EXERCISE AIM ->
Find every line with the word "ylabel" and report how many there are, without any other text.

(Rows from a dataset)
»»

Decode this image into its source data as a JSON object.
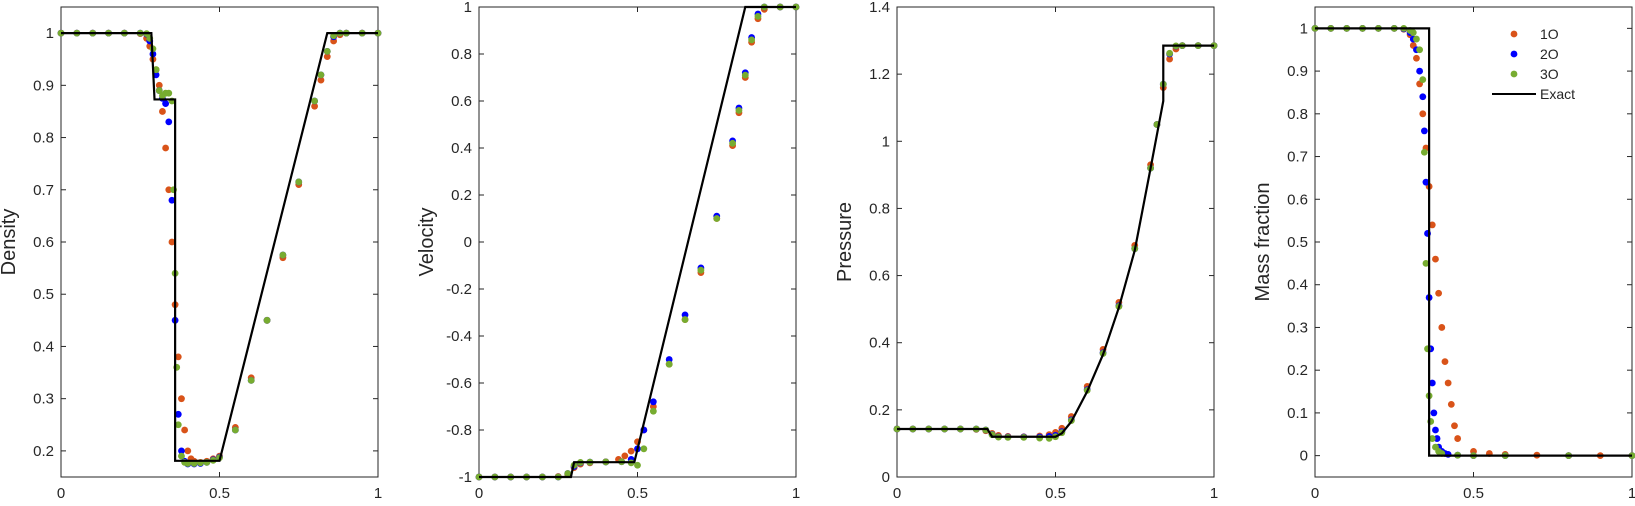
{
  "colors": {
    "o1": "#D95319",
    "o2": "#0000FF",
    "o3": "#77AC30",
    "exact": "#000000",
    "axis": "#262626"
  },
  "legend": {
    "entries": [
      "1O",
      "2O",
      "3O",
      "Exact"
    ],
    "placement": "top-right of fourth panel"
  },
  "chart_data": [
    {
      "type": "scatter",
      "title": "",
      "xlabel": "",
      "ylabel": "Density",
      "xlim": [
        0,
        1
      ],
      "ylim": [
        0.15,
        1.05
      ],
      "xticks": [
        "0",
        "0.5",
        "1"
      ],
      "yticks": [
        "0.2",
        "0.3",
        "0.4",
        "0.5",
        "0.6",
        "0.7",
        "0.8",
        "0.9",
        "1"
      ],
      "series": [
        {
          "name": "1O",
          "x": [
            0,
            0.05,
            0.1,
            0.15,
            0.2,
            0.25,
            0.27,
            0.28,
            0.29,
            0.3,
            0.31,
            0.32,
            0.33,
            0.34,
            0.35,
            0.36,
            0.37,
            0.38,
            0.39,
            0.4,
            0.41,
            0.42,
            0.44,
            0.46,
            0.48,
            0.5,
            0.55,
            0.6,
            0.65,
            0.7,
            0.75,
            0.8,
            0.82,
            0.84,
            0.86,
            0.88,
            0.9,
            0.95,
            1.0
          ],
          "y": [
            1,
            1,
            1,
            1,
            1,
            0.999,
            0.99,
            0.975,
            0.95,
            0.93,
            0.9,
            0.85,
            0.78,
            0.7,
            0.6,
            0.48,
            0.38,
            0.3,
            0.24,
            0.2,
            0.185,
            0.18,
            0.178,
            0.18,
            0.185,
            0.19,
            0.245,
            0.34,
            0.45,
            0.57,
            0.71,
            0.86,
            0.91,
            0.955,
            0.985,
            0.997,
            1,
            1,
            1
          ]
        },
        {
          "name": "2O",
          "x": [
            0,
            0.05,
            0.1,
            0.15,
            0.2,
            0.25,
            0.27,
            0.28,
            0.29,
            0.3,
            0.31,
            0.32,
            0.33,
            0.34,
            0.35,
            0.36,
            0.37,
            0.38,
            0.39,
            0.4,
            0.42,
            0.44,
            0.46,
            0.48,
            0.5,
            0.55,
            0.6,
            0.65,
            0.7,
            0.75,
            0.8,
            0.82,
            0.84,
            0.86,
            0.88,
            0.9,
            0.95,
            1.0
          ],
          "y": [
            1,
            1,
            1,
            1,
            1,
            1,
            0.998,
            0.985,
            0.96,
            0.92,
            0.89,
            0.875,
            0.865,
            0.83,
            0.68,
            0.45,
            0.27,
            0.2,
            0.18,
            0.175,
            0.175,
            0.176,
            0.178,
            0.183,
            0.188,
            0.24,
            0.335,
            0.45,
            0.575,
            0.715,
            0.87,
            0.92,
            0.965,
            0.993,
            1,
            1,
            1,
            1
          ]
        },
        {
          "name": "3O",
          "x": [
            0,
            0.05,
            0.1,
            0.15,
            0.2,
            0.25,
            0.27,
            0.28,
            0.29,
            0.3,
            0.31,
            0.32,
            0.33,
            0.34,
            0.35,
            0.355,
            0.36,
            0.365,
            0.37,
            0.38,
            0.39,
            0.4,
            0.42,
            0.44,
            0.46,
            0.48,
            0.5,
            0.55,
            0.6,
            0.65,
            0.7,
            0.75,
            0.8,
            0.82,
            0.84,
            0.86,
            0.88,
            0.9,
            0.95,
            1.0
          ],
          "y": [
            1,
            1,
            1,
            1,
            1,
            1,
            0.999,
            0.99,
            0.97,
            0.93,
            0.89,
            0.88,
            0.885,
            0.885,
            0.87,
            0.7,
            0.54,
            0.36,
            0.25,
            0.19,
            0.178,
            0.176,
            0.176,
            0.177,
            0.178,
            0.182,
            0.187,
            0.24,
            0.335,
            0.45,
            0.575,
            0.715,
            0.87,
            0.92,
            0.965,
            0.995,
            1,
            1,
            1,
            1
          ]
        },
        {
          "name": "Exact",
          "x": [
            0,
            0.285,
            0.295,
            0.36,
            0.36,
            0.5,
            0.84,
            1.0
          ],
          "y": [
            1,
            1,
            0.873,
            0.873,
            0.181,
            0.181,
            1,
            1
          ]
        }
      ]
    },
    {
      "type": "scatter",
      "title": "",
      "xlabel": "",
      "ylabel": "Velocity",
      "xlim": [
        0,
        1
      ],
      "ylim": [
        -1,
        1
      ],
      "xticks": [
        "0",
        "0.5",
        "1"
      ],
      "yticks": [
        "-1",
        "-0.8",
        "-0.6",
        "-0.4",
        "-0.2",
        "0",
        "0.2",
        "0.4",
        "0.6",
        "0.8",
        "1"
      ],
      "series": [
        {
          "name": "1O",
          "x": [
            0,
            0.05,
            0.1,
            0.15,
            0.2,
            0.25,
            0.28,
            0.3,
            0.32,
            0.35,
            0.4,
            0.44,
            0.46,
            0.48,
            0.5,
            0.52,
            0.55,
            0.6,
            0.65,
            0.7,
            0.75,
            0.8,
            0.82,
            0.84,
            0.86,
            0.88,
            0.9,
            0.95,
            1.0
          ],
          "y": [
            -1,
            -1,
            -1,
            -1,
            -1,
            -0.998,
            -0.99,
            -0.96,
            -0.945,
            -0.94,
            -0.935,
            -0.925,
            -0.91,
            -0.89,
            -0.85,
            -0.8,
            -0.7,
            -0.52,
            -0.33,
            -0.13,
            0.1,
            0.41,
            0.55,
            0.7,
            0.85,
            0.95,
            0.99,
            1,
            1
          ]
        },
        {
          "name": "2O",
          "x": [
            0,
            0.05,
            0.1,
            0.15,
            0.2,
            0.25,
            0.28,
            0.3,
            0.32,
            0.35,
            0.4,
            0.45,
            0.48,
            0.5,
            0.52,
            0.55,
            0.6,
            0.65,
            0.7,
            0.75,
            0.8,
            0.82,
            0.84,
            0.86,
            0.88,
            0.9,
            0.95,
            1.0
          ],
          "y": [
            -1,
            -1,
            -1,
            -1,
            -1,
            -1,
            -0.985,
            -0.955,
            -0.94,
            -0.937,
            -0.936,
            -0.935,
            -0.925,
            -0.88,
            -0.8,
            -0.68,
            -0.5,
            -0.31,
            -0.11,
            0.11,
            0.43,
            0.57,
            0.72,
            0.87,
            0.97,
            1,
            1,
            1
          ]
        },
        {
          "name": "3O",
          "x": [
            0,
            0.05,
            0.1,
            0.15,
            0.2,
            0.25,
            0.28,
            0.3,
            0.32,
            0.35,
            0.4,
            0.45,
            0.48,
            0.5,
            0.52,
            0.55,
            0.6,
            0.65,
            0.7,
            0.75,
            0.8,
            0.82,
            0.84,
            0.86,
            0.88,
            0.9,
            0.95,
            1.0
          ],
          "y": [
            -1,
            -1,
            -1,
            -1,
            -1,
            -1,
            -0.985,
            -0.95,
            -0.938,
            -0.937,
            -0.936,
            -0.935,
            -0.94,
            -0.95,
            -0.88,
            -0.72,
            -0.52,
            -0.33,
            -0.12,
            0.1,
            0.42,
            0.56,
            0.71,
            0.86,
            0.96,
            1,
            1,
            1
          ]
        },
        {
          "name": "Exact",
          "x": [
            0,
            0.29,
            0.3,
            0.49,
            0.84,
            1.0
          ],
          "y": [
            -1,
            -1,
            -0.937,
            -0.937,
            1,
            1
          ]
        }
      ]
    },
    {
      "type": "scatter",
      "title": "",
      "xlabel": "",
      "ylabel": "Pressure",
      "xlim": [
        0,
        1
      ],
      "ylim": [
        0,
        1.4
      ],
      "xticks": [
        "0",
        "0.5",
        "1"
      ],
      "yticks": [
        "0",
        "0.2",
        "0.4",
        "0.6",
        "0.8",
        "1",
        "1.2",
        "1.4"
      ],
      "series": [
        {
          "name": "1O",
          "x": [
            0,
            0.05,
            0.1,
            0.15,
            0.2,
            0.25,
            0.28,
            0.3,
            0.32,
            0.35,
            0.4,
            0.45,
            0.48,
            0.5,
            0.52,
            0.55,
            0.6,
            0.65,
            0.7,
            0.75,
            0.8,
            0.82,
            0.84,
            0.86,
            0.88,
            0.9,
            0.95,
            1.0
          ],
          "y": [
            0.143,
            0.143,
            0.143,
            0.143,
            0.143,
            0.142,
            0.138,
            0.13,
            0.124,
            0.121,
            0.12,
            0.122,
            0.126,
            0.133,
            0.145,
            0.18,
            0.27,
            0.38,
            0.52,
            0.69,
            0.93,
            1.05,
            1.16,
            1.245,
            1.275,
            1.285,
            1.285,
            1.285
          ]
        },
        {
          "name": "2O",
          "x": [
            0,
            0.05,
            0.1,
            0.15,
            0.2,
            0.25,
            0.28,
            0.3,
            0.32,
            0.35,
            0.4,
            0.45,
            0.48,
            0.5,
            0.52,
            0.55,
            0.6,
            0.65,
            0.7,
            0.75,
            0.8,
            0.82,
            0.84,
            0.86,
            0.88,
            0.9,
            0.95,
            1.0
          ],
          "y": [
            0.143,
            0.143,
            0.143,
            0.143,
            0.143,
            0.143,
            0.14,
            0.127,
            0.12,
            0.119,
            0.119,
            0.119,
            0.121,
            0.124,
            0.135,
            0.17,
            0.26,
            0.37,
            0.51,
            0.68,
            0.92,
            1.05,
            1.17,
            1.26,
            1.283,
            1.285,
            1.285,
            1.285
          ]
        },
        {
          "name": "3O",
          "x": [
            0,
            0.05,
            0.1,
            0.15,
            0.2,
            0.25,
            0.28,
            0.3,
            0.32,
            0.35,
            0.4,
            0.45,
            0.48,
            0.5,
            0.52,
            0.55,
            0.6,
            0.65,
            0.7,
            0.75,
            0.8,
            0.82,
            0.84,
            0.86,
            0.88,
            0.9,
            0.95,
            1.0
          ],
          "y": [
            0.143,
            0.143,
            0.143,
            0.143,
            0.143,
            0.143,
            0.14,
            0.126,
            0.119,
            0.118,
            0.118,
            0.116,
            0.115,
            0.12,
            0.132,
            0.168,
            0.258,
            0.368,
            0.508,
            0.68,
            0.92,
            1.05,
            1.17,
            1.262,
            1.284,
            1.285,
            1.285,
            1.285
          ]
        },
        {
          "name": "Exact",
          "x": [
            0,
            0.285,
            0.3,
            0.5,
            0.52,
            0.55,
            0.6,
            0.65,
            0.7,
            0.75,
            0.8,
            0.84,
            0.84,
            1.0
          ],
          "y": [
            0.143,
            0.143,
            0.12,
            0.12,
            0.13,
            0.165,
            0.255,
            0.365,
            0.505,
            0.675,
            0.92,
            1.12,
            1.285,
            1.285
          ]
        }
      ]
    },
    {
      "type": "scatter",
      "title": "",
      "xlabel": "",
      "ylabel": "Mass fraction",
      "xlim": [
        0,
        1
      ],
      "ylim": [
        -0.05,
        1.05
      ],
      "xticks": [
        "0",
        "0.5",
        "1"
      ],
      "yticks": [
        "0",
        "0.1",
        "0.2",
        "0.3",
        "0.4",
        "0.5",
        "0.6",
        "0.7",
        "0.8",
        "0.9",
        "1"
      ],
      "series": [
        {
          "name": "1O",
          "x": [
            0,
            0.05,
            0.1,
            0.15,
            0.2,
            0.25,
            0.28,
            0.3,
            0.31,
            0.32,
            0.33,
            0.34,
            0.35,
            0.36,
            0.37,
            0.38,
            0.39,
            0.4,
            0.41,
            0.42,
            0.43,
            0.44,
            0.45,
            0.5,
            0.55,
            0.6,
            0.7,
            0.8,
            0.9,
            1.0
          ],
          "y": [
            1,
            1,
            1,
            1,
            1,
            1,
            0.998,
            0.985,
            0.96,
            0.93,
            0.87,
            0.8,
            0.72,
            0.63,
            0.54,
            0.46,
            0.38,
            0.3,
            0.22,
            0.17,
            0.12,
            0.07,
            0.04,
            0.01,
            0.005,
            0.003,
            0.001,
            0,
            0,
            0
          ]
        },
        {
          "name": "2O",
          "x": [
            0,
            0.05,
            0.1,
            0.15,
            0.2,
            0.25,
            0.28,
            0.3,
            0.31,
            0.32,
            0.33,
            0.34,
            0.345,
            0.35,
            0.355,
            0.36,
            0.365,
            0.37,
            0.375,
            0.38,
            0.385,
            0.39,
            0.4,
            0.41,
            0.42,
            0.45,
            0.5,
            0.6,
            0.8,
            1.0
          ],
          "y": [
            1,
            1,
            1,
            1,
            1,
            1,
            0.999,
            0.99,
            0.975,
            0.95,
            0.9,
            0.84,
            0.76,
            0.64,
            0.52,
            0.37,
            0.25,
            0.17,
            0.1,
            0.06,
            0.04,
            0.02,
            0.01,
            0.005,
            0.003,
            0.001,
            0,
            0,
            0,
            0
          ]
        },
        {
          "name": "3O",
          "x": [
            0,
            0.05,
            0.1,
            0.15,
            0.2,
            0.25,
            0.28,
            0.3,
            0.31,
            0.32,
            0.33,
            0.34,
            0.345,
            0.35,
            0.355,
            0.36,
            0.365,
            0.37,
            0.38,
            0.39,
            0.4,
            0.45,
            0.5,
            0.6,
            0.8,
            1.0
          ],
          "y": [
            1,
            1,
            1,
            1,
            1,
            1,
            1,
            0.995,
            0.99,
            0.975,
            0.95,
            0.88,
            0.71,
            0.45,
            0.25,
            0.14,
            0.08,
            0.04,
            0.02,
            0.01,
            0.005,
            0.001,
            0,
            0,
            0,
            0
          ]
        },
        {
          "name": "Exact",
          "x": [
            0,
            0.36,
            0.36,
            1.0
          ],
          "y": [
            1,
            1,
            0,
            0
          ]
        }
      ]
    }
  ]
}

««

TASK OUTPUT ->
4